» **Required task**:
Can you turn the rows below into a Markdown table with two columns, "No." for each row's number and "Text" for the row itself, skipping any blank lines?
** Start Exercise input **
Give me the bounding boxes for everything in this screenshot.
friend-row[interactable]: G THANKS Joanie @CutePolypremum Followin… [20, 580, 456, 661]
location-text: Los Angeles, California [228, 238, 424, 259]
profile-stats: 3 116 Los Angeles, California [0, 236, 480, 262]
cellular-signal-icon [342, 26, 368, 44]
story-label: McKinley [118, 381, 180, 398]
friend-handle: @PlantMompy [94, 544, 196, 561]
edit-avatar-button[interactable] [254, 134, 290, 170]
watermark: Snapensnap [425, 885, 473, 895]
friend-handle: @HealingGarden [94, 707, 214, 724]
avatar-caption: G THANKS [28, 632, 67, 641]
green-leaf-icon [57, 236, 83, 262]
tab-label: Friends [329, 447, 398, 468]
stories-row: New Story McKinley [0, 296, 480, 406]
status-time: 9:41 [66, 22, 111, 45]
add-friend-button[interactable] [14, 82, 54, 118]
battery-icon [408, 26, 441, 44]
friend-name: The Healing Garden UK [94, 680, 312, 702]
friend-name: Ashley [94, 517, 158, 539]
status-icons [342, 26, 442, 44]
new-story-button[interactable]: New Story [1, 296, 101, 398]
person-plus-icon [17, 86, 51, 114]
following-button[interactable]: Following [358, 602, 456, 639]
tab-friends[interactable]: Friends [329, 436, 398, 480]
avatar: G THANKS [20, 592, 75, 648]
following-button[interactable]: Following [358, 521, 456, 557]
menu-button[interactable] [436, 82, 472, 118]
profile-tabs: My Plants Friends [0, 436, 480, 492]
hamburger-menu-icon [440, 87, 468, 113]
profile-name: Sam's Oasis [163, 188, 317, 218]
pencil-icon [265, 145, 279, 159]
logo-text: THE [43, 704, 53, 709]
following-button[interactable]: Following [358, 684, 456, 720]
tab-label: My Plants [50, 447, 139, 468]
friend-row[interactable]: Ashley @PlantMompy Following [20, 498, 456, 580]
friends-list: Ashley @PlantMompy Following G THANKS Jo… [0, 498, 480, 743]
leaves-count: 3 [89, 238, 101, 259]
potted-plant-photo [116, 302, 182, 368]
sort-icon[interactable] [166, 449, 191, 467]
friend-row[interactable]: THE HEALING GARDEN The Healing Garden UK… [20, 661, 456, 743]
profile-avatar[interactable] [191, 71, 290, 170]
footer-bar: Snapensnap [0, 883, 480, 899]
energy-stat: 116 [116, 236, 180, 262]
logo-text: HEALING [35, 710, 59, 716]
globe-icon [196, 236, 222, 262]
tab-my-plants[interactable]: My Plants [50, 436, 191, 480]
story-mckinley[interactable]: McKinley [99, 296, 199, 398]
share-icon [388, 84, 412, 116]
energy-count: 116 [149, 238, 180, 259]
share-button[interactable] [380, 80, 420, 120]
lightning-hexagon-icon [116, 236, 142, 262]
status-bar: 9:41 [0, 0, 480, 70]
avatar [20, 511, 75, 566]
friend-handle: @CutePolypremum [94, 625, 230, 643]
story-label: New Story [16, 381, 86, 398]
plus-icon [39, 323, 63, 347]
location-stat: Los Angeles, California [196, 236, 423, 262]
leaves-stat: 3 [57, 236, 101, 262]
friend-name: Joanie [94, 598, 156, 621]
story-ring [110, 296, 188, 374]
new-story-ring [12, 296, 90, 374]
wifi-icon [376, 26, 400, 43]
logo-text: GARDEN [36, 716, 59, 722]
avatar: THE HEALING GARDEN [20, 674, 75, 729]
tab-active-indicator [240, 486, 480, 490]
** End Exercise input **
» **Problem solution**:
| No. | Text |
|---|---|
| 1 | Give me the bounding boxes for everything in this screenshot. |
| 2 | friend-row[interactable]: G THANKS Joanie @CutePolypremum Followin… [20, 580, 456, 661] |
| 3 | location-text: Los Angeles, California [228, 238, 424, 259] |
| 4 | profile-stats: 3 116 Los Angeles, California [0, 236, 480, 262] |
| 5 | cellular-signal-icon [342, 26, 368, 44] |
| 6 | story-label: McKinley [118, 381, 180, 398] |
| 7 | friend-handle: @PlantMompy [94, 544, 196, 561] |
| 8 | edit-avatar-button[interactable] [254, 134, 290, 170] |
| 9 | watermark: Snapensnap [425, 885, 473, 895] |
| 10 | friend-handle: @HealingGarden [94, 707, 214, 724] |
| 11 | avatar-caption: G THANKS [28, 632, 67, 641] |
| 12 | green-leaf-icon [57, 236, 83, 262] |
| 13 | tab-label: Friends [329, 447, 398, 468] |
| 14 | stories-row: New Story McKinley [0, 296, 480, 406] |
| 15 | status-time: 9:41 [66, 22, 111, 45] |
| 16 | add-friend-button[interactable] [14, 82, 54, 118] |
| 17 | battery-icon [408, 26, 441, 44] |
| 18 | friend-name: The Healing Garden UK [94, 680, 312, 702] |
| 19 | friend-name: Ashley [94, 517, 158, 539] |
| 20 | status-icons [342, 26, 442, 44] |
| 21 | new-story-button[interactable]: New Story [1, 296, 101, 398] |
| 22 | person-plus-icon [17, 86, 51, 114] |
| 23 | following-button[interactable]: Following [358, 602, 456, 639] |
| 24 | tab-friends[interactable]: Friends [329, 436, 398, 480] |
| 25 | avatar: G THANKS [20, 592, 75, 648] |
| 26 | following-button[interactable]: Following [358, 521, 456, 557] |
| 27 | menu-button[interactable] [436, 82, 472, 118] |
| 28 | profile-tabs: My Plants Friends [0, 436, 480, 492] |
| 29 | hamburger-menu-icon [440, 87, 468, 113] |
| 30 | profile-name: Sam's Oasis [163, 188, 317, 218] |
| 31 | pencil-icon [265, 145, 279, 159] |
| 32 | logo-text: THE [43, 704, 53, 709] |
| 33 | following-button[interactable]: Following [358, 684, 456, 720] |
| 34 | tab-label: My Plants [50, 447, 139, 468] |
| 35 | friend-row[interactable]: Ashley @PlantMompy Following [20, 498, 456, 580] |
| 36 | friends-list: Ashley @PlantMompy Following G THANKS Jo… [0, 498, 480, 743] |
| 37 | leaves-count: 3 [89, 238, 101, 259] |
| 38 | potted-plant-photo [116, 302, 182, 368] |
| 39 | sort-icon[interactable] [166, 449, 191, 467] |
| 40 | friend-row[interactable]: THE HEALING GARDEN The Healing Garden UK… [20, 661, 456, 743] |
| 41 | profile-avatar[interactable] [191, 71, 290, 170] |
| 42 | footer-bar: Snapensnap [0, 883, 480, 899] |
| 43 | energy-stat: 116 [116, 236, 180, 262] |
| 44 | logo-text: HEALING [35, 710, 59, 716] |
| 45 | globe-icon [196, 236, 222, 262] |
| 46 | tab-my-plants[interactable]: My Plants [50, 436, 191, 480] |
| 47 | story-mckinley[interactable]: McKinley [99, 296, 199, 398] |
| 48 | share-icon [388, 84, 412, 116] |
| 49 | energy-count: 116 [149, 238, 180, 259] |
| 50 | share-button[interactable] [380, 80, 420, 120] |
| 51 | lightning-hexagon-icon [116, 236, 142, 262] |
| 52 | status-bar: 9:41 [0, 0, 480, 70] |
| 53 | avatar [20, 511, 75, 566] |
| 54 | friend-handle: @CutePolypremum [94, 625, 230, 643] |
| 55 | story-label: New Story [16, 381, 86, 398] |
| 56 | plus-icon [39, 323, 63, 347] |
| 57 | location-stat: Los Angeles, California [196, 236, 423, 262] |
| 58 | leaves-stat: 3 [57, 236, 101, 262] |
| 59 | friend-name: Joanie [94, 598, 156, 621] |
| 60 | story-ring [110, 296, 188, 374] |
| 61 | new-story-ring [12, 296, 90, 374] |
| 62 | wifi-icon [376, 26, 400, 43] |
| 63 | logo-text: GARDEN [36, 716, 59, 722] |
| 64 | avatar: THE HEALING GARDEN [20, 674, 75, 729] |
| 65 | tab-active-indicator [240, 486, 480, 490] |